#### To do
From the line that contains "Read out every word on this page." to the last line of the data below, transcribe every line exactly. Do not include the pictures.

▼

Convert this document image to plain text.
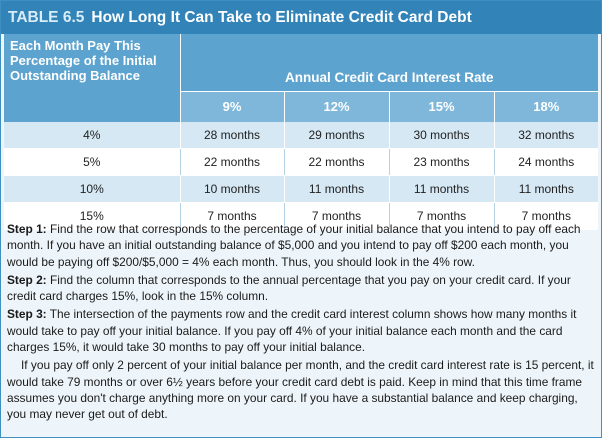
TABLE 6.5 How Long It Can Take to Eliminate Credit Card Debt
Each Month Pay This Percentage of the Initial Outstanding Balance	Annual Credit Card Interest Rate			
	9%	12%	15%	18%
4%	28 months	29 months	30 months	32 months
5%	22 months	22 months	23 months	24 months
10%	10 months	11 months	11 months	11 months
15%	7 months	7 months	7 months	7 months

Step 1: Find the row that corresponds to the percentage of your initial balance that you intend to pay off each month. If you have an initial outstanding balance of $5,000 and you intend to pay off $200 each month, you would be paying off $200/$5,000 = 4% each month. Thus, you should look in the 4% row.

Step 2: Find the column that corresponds to the annual percentage that you pay on your credit card. If your credit card charges 15%, look in the 15% column.

Step 3: The intersection of the payments row and the credit card interest column shows how many months it would take to pay off your initial balance. If you pay off 4% of your initial balance each month and the card charges 15%, it would take 30 months to pay off your initial balance.

If you pay off only 2 percent of your initial balance per month, and the credit card interest rate is 15 percent, it would take 79 months or over 6½ years before your credit card debt is paid. Keep in mind that this time frame assumes you don't charge anything more on your card. If you have a substantial balance and keep charging, you may never get out of debt.
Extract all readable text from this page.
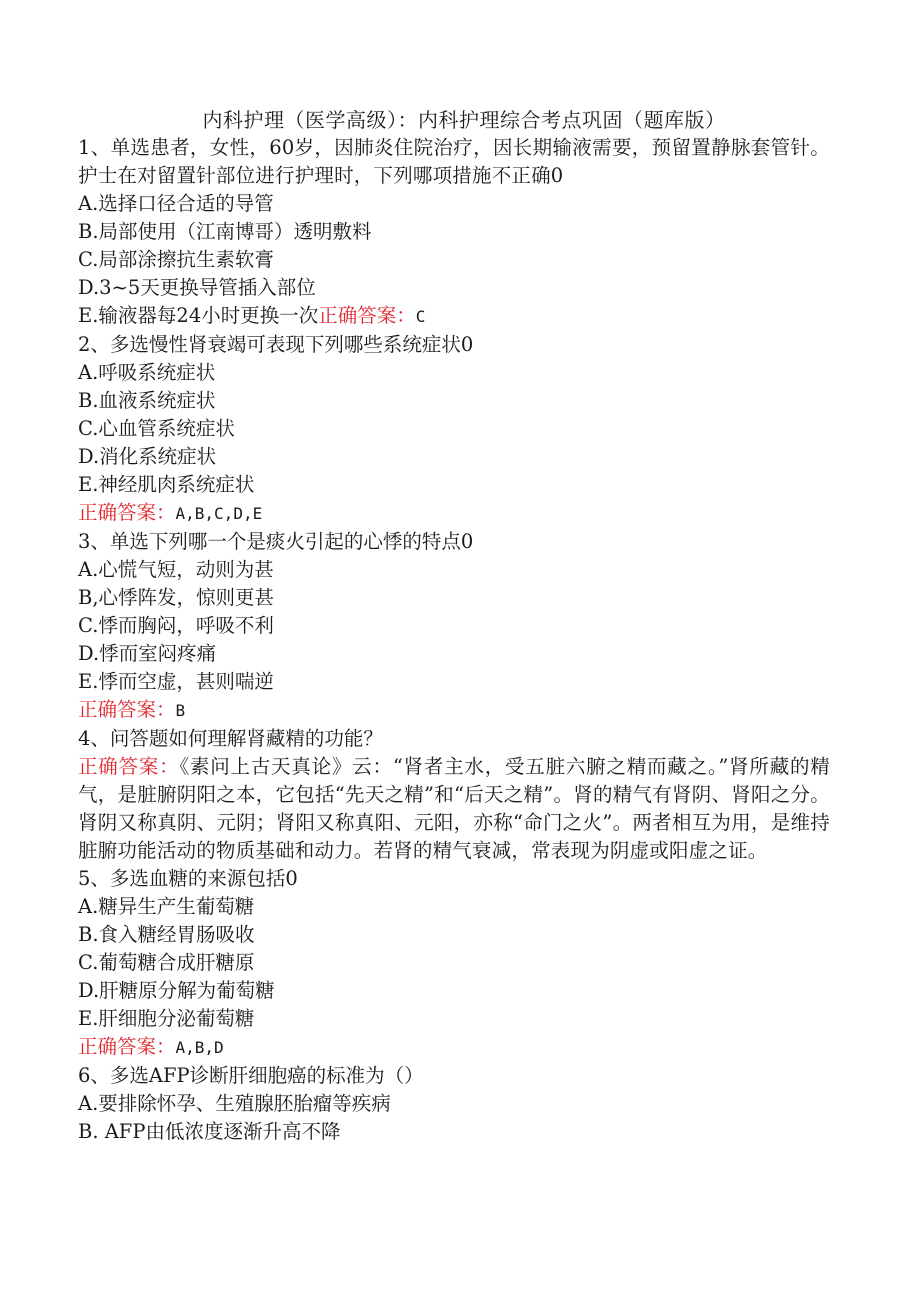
内科护理（医学高级）：内科护理综合考点巩固（题库版）

1、单选患者，女性，60岁，因肺炎住院治疗，因长期输液需要，预留置静脉套管针。护士在对留置针部位进行护理时，下列哪项措施不正确0

A.选择口径合适的导管

B.局部使用（江南博哥）透明敷料

C.局部涂擦抗生素软膏

D.3~5天更换导管插入部位

E.输液器每24小时更换一次正确答案：C

2、多选慢性肾衰竭可表现下列哪些系统症状0

A.呼吸系统症状

B.血液系统症状

C.心血管系统症状

D.消化系统症状

E.神经肌肉系统症状

正确答案：A,B,C,D,E

3、单选下列哪一个是痰火引起的心悸的特点0

A.心慌气短，动则为甚

B,心悸阵发，惊则更甚

C.悸而胸闷，呼吸不利

D.悸而室闷疼痛

E.悸而空虚，甚则喘逆

正确答案：B

4、问答题如何理解肾藏精的功能？

正确答案：《素问上古天真论》云：“肾者主水，受五脏六腑之精而藏之。”肾所藏的精气，是脏腑阴阳之本，它包括“先天之精”和“后天之精”。肾的精气有肾阴、肾阳之分。肾阴又称真阴、元阴；肾阳又称真阳、元阳，亦称“命门之火”。两者相互为用，是维持脏腑功能活动的物质基础和动力。若肾的精气衰减，常表现为阴虚或阳虚之证。

5、多选血糖的来源包括0

A.糖异生产生葡萄糖

B.食入糖经胃肠吸收

C.葡萄糖合成肝糖原

D.肝糖原分解为葡萄糖

E.肝细胞分泌葡萄糖

正确答案：A,B,D

6、多选AFP诊断肝细胞癌的标准为（）

A.要排除怀孕、生殖腺胚胎瘤等疾病

B. AFP由低浓度逐渐升高不降
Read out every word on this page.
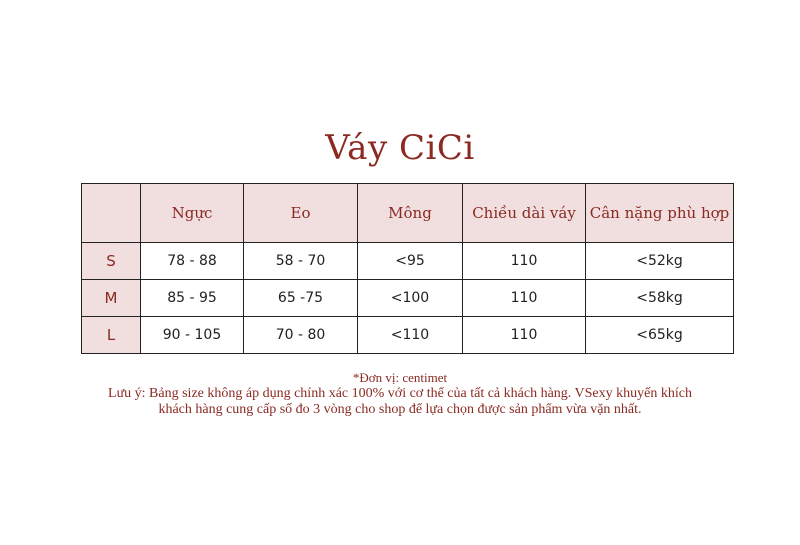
Váy CiCi
	Ngực	Eo	Mông	Chiều dài váy	Cân nặng phù hợp
S	78 - 88	58 - 70	<95	110	<52kg
M	85 - 95	65 -75	<100	110	<58kg
L	90 - 105	70 - 80	<110	110	<65kg
*Đơn vị: centimet
Lưu ý: Bảng size không áp dụng chính xác 100% với cơ thể của tất cả khách hàng. VSexy khuyến khích
khách hàng cung cấp số đo 3 vòng cho shop để lựa chọn được sản phẩm vừa vặn nhất.
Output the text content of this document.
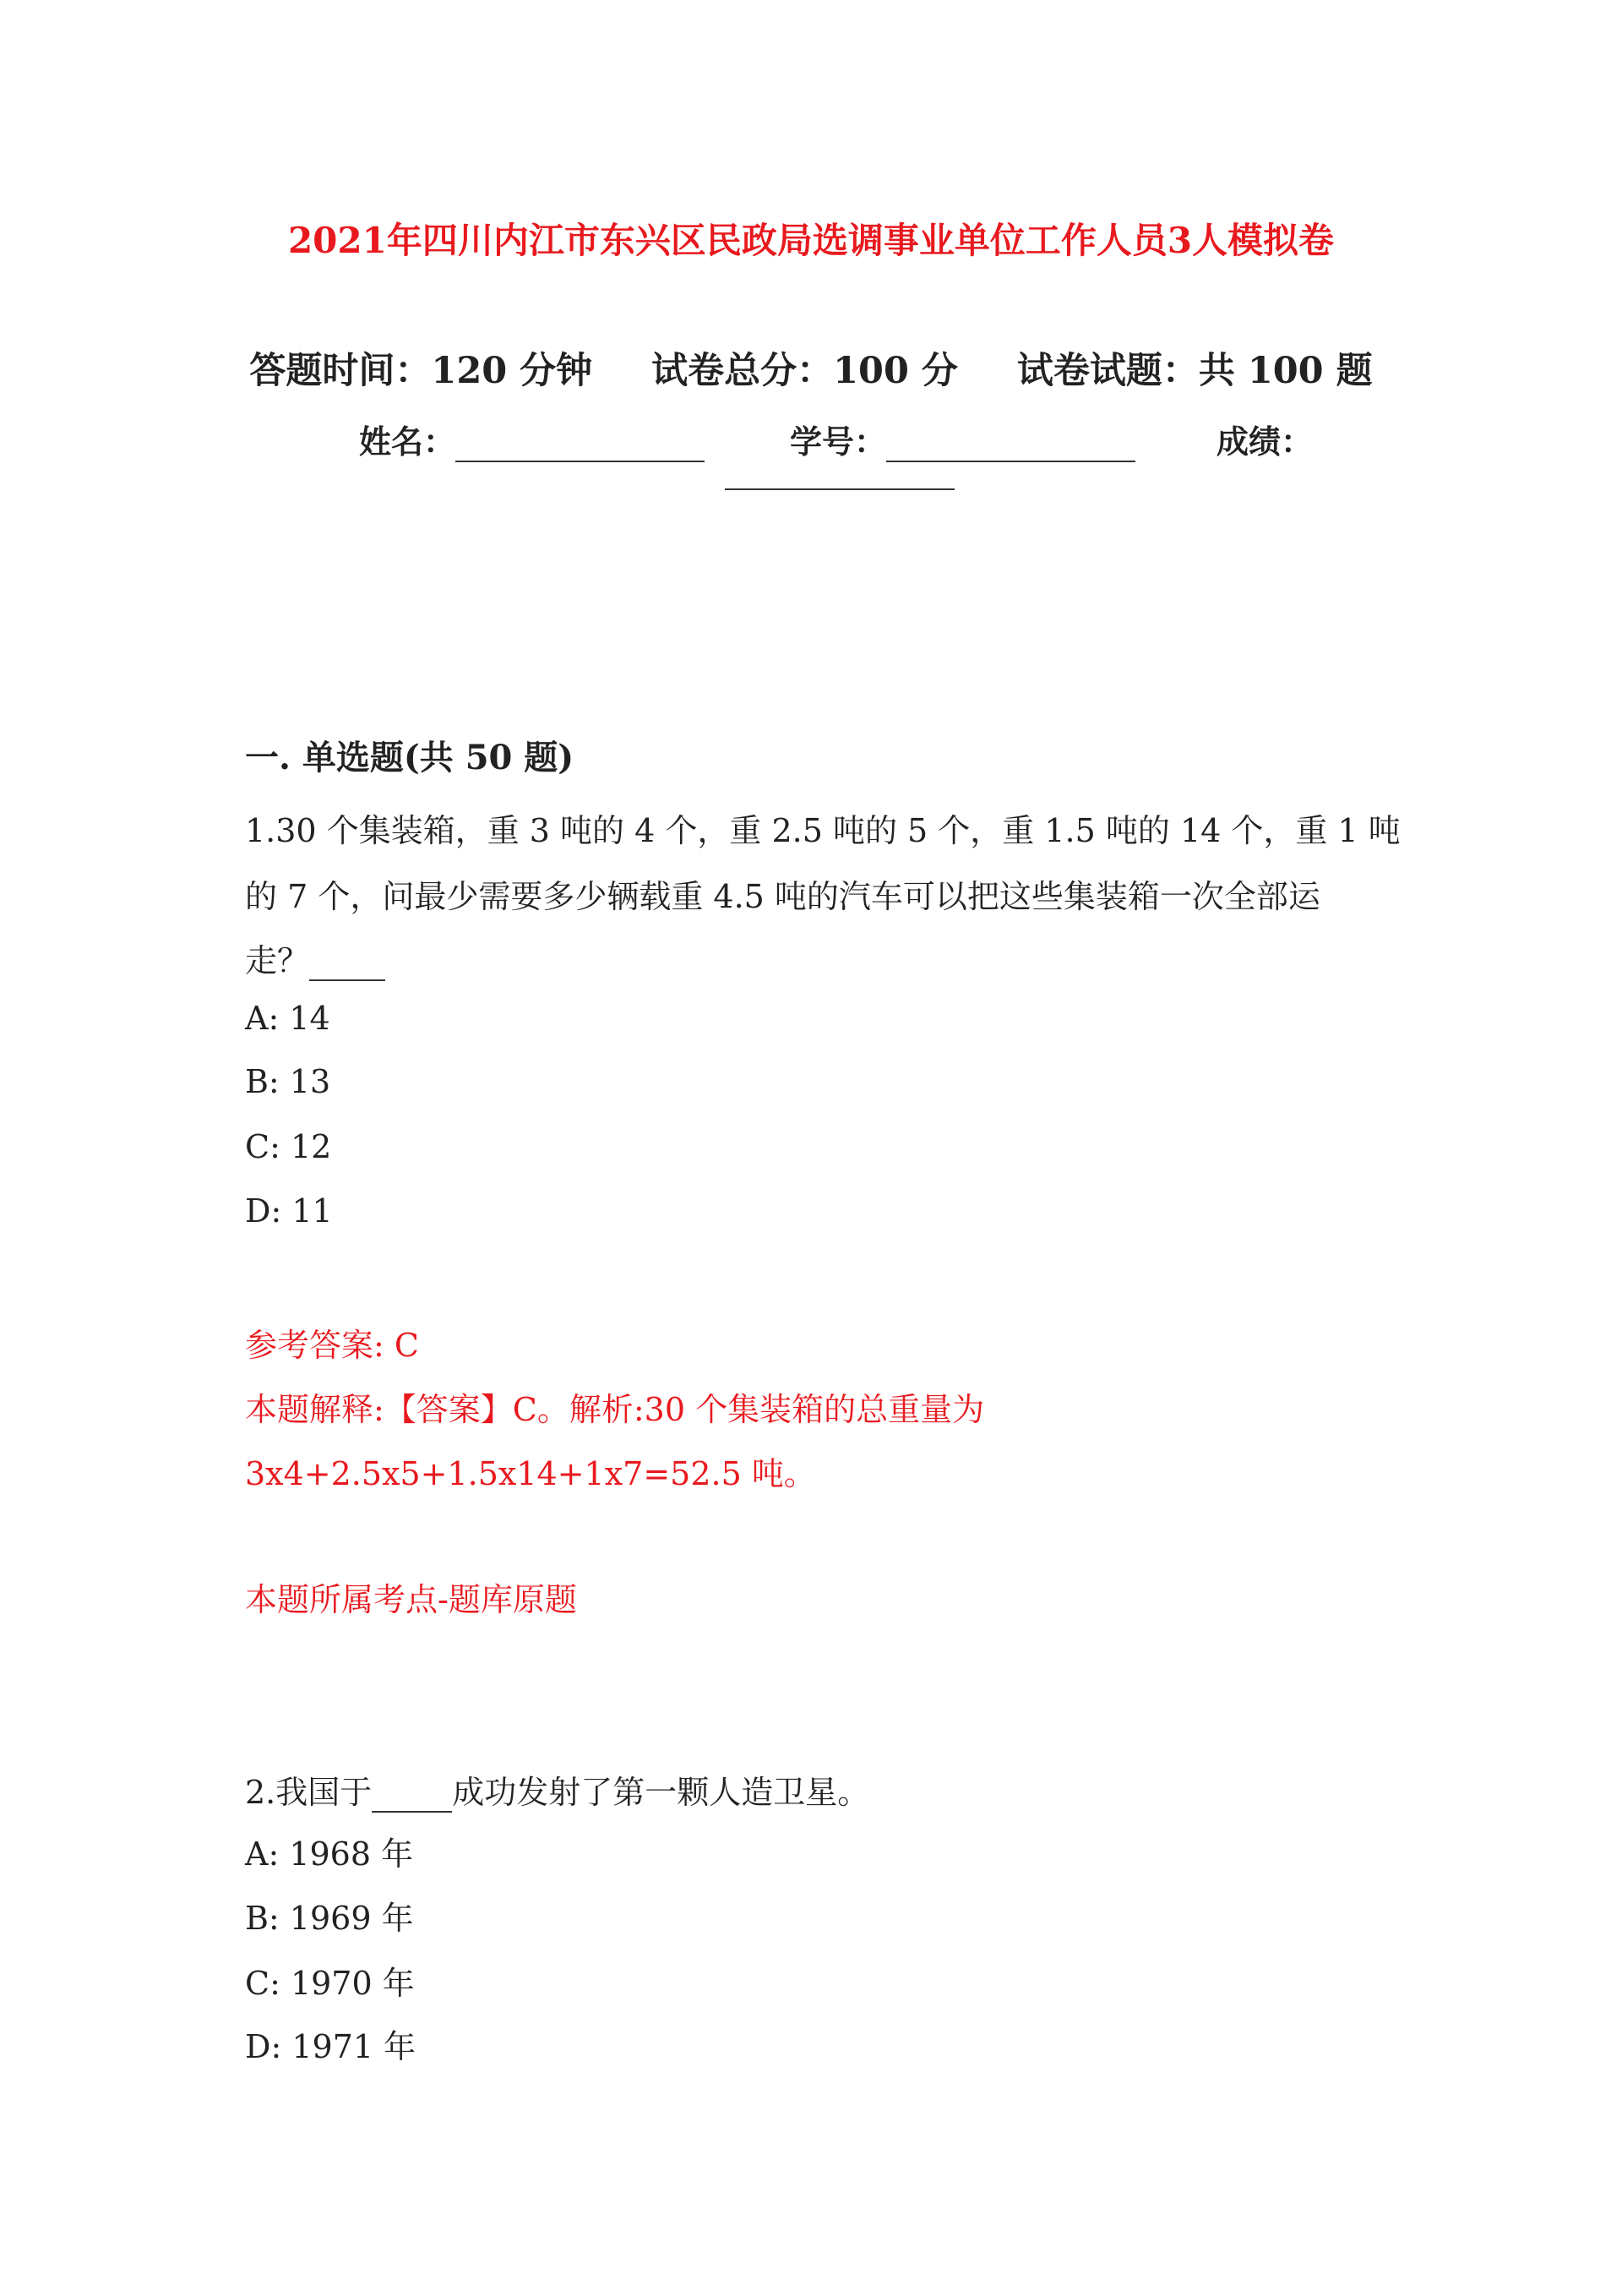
2021年四川内江市东兴区民政局选调事业单位工作人员3人模拟卷
答题时间：120 分钟 试卷总分：100 分 试卷试题：共 100 题
姓名：	学号：	成绩：
一. 单选题(共 50 题)
1.30 个集装箱，重 3 吨的 4 个，重 2.5 吨的 5 个，重 1.5 吨的 14 个，重 1 吨
的 7 个，问最少需要多少辆载重 4.5 吨的汽车可以把这些集装箱一次全部运
走？
A: 14
B: 13
C: 12
D: 11
参考答案: C
本题解释:【答案】C。解析:30 个集装箱的总重量为
3x4+2.5x5+1.5x14+1x7=52.5 吨。
本题所属考点-题库原题
2.我国于	成功发射了第一颗人造卫星。
A: 1968 年
B: 1969 年
C: 1970 年
D: 1971 年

▲

#### The response
Read out every word on this page.
Váy CiCi
	Ngực	Eo	Mông	Chiều dài váy	Cân nặng phù hợp
S	78 - 88	58 - 70	<95	110	<52kg
M	85 - 95	65 -75	<100	110	<58kg
L	90 - 105	70 - 80	<110	110	<65kg
*Đơn vị: centimet
Lưu ý: Bảng size không áp dụng chính xác 100% với cơ thể của tất cả khách hàng. VSexy khuyến khích
khách hàng cung cấp số đo 3 vòng cho shop để lựa chọn được sản phẩm vừa vặn nhất.
Output the text content of this document.
2021年四川内江市东兴区民政局选调事业单位工作人员3人模拟卷
答题时间：120 分钟 试卷总分：100 分 试卷试题：共 100 题
姓名：	学号：	成绩：
一. 单选题(共 50 题)
1.30 个集装箱，重 3 吨的 4 个，重 2.5 吨的 5 个，重 1.5 吨的 14 个，重 1 吨
的 7 个，问最少需要多少辆载重 4.5 吨的汽车可以把这些集装箱一次全部运
走？
A: 14
B: 13
C: 12
D: 11
参考答案: C
本题解释:【答案】C。解析:30 个集装箱的总重量为
3x4+2.5x5+1.5x14+1x7=52.5 吨。
本题所属考点-题库原题
2.我国于	成功发射了第一颗人造卫星。
A: 1968 年
B: 1969 年
C: 1970 年
D: 1971 年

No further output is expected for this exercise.